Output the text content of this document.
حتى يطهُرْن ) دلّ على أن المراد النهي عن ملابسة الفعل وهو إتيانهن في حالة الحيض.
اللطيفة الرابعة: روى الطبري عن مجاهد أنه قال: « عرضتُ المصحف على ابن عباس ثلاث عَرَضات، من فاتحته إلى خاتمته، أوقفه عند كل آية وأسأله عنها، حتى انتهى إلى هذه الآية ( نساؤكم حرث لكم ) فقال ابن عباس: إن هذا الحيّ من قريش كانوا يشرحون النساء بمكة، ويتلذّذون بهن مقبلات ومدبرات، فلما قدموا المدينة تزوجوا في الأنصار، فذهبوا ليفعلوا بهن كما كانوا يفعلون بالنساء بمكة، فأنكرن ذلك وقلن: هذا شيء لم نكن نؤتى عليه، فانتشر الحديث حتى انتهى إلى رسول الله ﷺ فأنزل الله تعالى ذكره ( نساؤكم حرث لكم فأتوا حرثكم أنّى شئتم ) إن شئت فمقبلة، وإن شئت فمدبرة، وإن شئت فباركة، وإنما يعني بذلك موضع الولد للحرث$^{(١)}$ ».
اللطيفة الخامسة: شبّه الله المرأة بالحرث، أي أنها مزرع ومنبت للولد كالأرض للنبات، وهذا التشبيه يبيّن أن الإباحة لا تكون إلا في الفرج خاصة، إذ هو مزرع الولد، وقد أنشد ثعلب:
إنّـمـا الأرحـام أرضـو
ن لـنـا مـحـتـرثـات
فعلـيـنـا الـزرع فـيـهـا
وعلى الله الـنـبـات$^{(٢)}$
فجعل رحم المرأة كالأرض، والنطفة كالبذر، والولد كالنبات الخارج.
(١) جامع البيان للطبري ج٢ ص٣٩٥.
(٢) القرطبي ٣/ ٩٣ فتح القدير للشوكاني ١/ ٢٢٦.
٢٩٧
# # #
▶ Problem: Repeat the records above exactly, from the first line to the last.

▶ Answer to this problem:
Output the text content of this document.
حتى يطهُرْن ) دلّ على أن المراد النهي عن ملابسة الفعل وهو إتيانهن في حالة الحيض.
اللطيفة الرابعة: روى الطبري عن مجاهد أنه قال: « عرضتُ المصحف على ابن عباس ثلاث عَرَضات، من فاتحته إلى خاتمته، أوقفه عند كل آية وأسأله عنها، حتى انتهى إلى هذه الآية ( نساؤكم حرث لكم ) فقال ابن عباس: إن هذا الحيّ من قريش كانوا يشرحون النساء بمكة، ويتلذّذون بهن مقبلات ومدبرات، فلما قدموا المدينة تزوجوا في الأنصار، فذهبوا ليفعلوا بهن كما كانوا يفعلون بالنساء بمكة، فأنكرن ذلك وقلن: هذا شيء لم نكن نؤتى عليه، فانتشر الحديث حتى انتهى إلى رسول الله ﷺ فأنزل الله تعالى ذكره ( نساؤكم حرث لكم فأتوا حرثكم أنّى شئتم ) إن شئت فمقبلة، وإن شئت فمدبرة، وإن شئت فباركة، وإنما يعني بذلك موضع الولد للحرث$^{(١)}$ ».
اللطيفة الخامسة: شبّه الله المرأة بالحرث، أي أنها مزرع ومنبت للولد كالأرض للنبات، وهذا التشبيه يبيّن أن الإباحة لا تكون إلا في الفرج خاصة، إذ هو مزرع الولد، وقد أنشد ثعلب:
إنّـمـا الأرحـام أرضـو
ن لـنـا مـحـتـرثـات
فعلـيـنـا الـزرع فـيـهـا
وعلى الله الـنـبـات$^{(٢)}$
فجعل رحم المرأة كالأرض، والنطفة كالبذر، والولد كالنبات الخارج.
(١) جامع البيان للطبري ج٢ ص٣٩٥.
(٢) القرطبي ٣/ ٩٣ فتح القدير للشوكاني ١/ ٢٢٦.
٢٩٧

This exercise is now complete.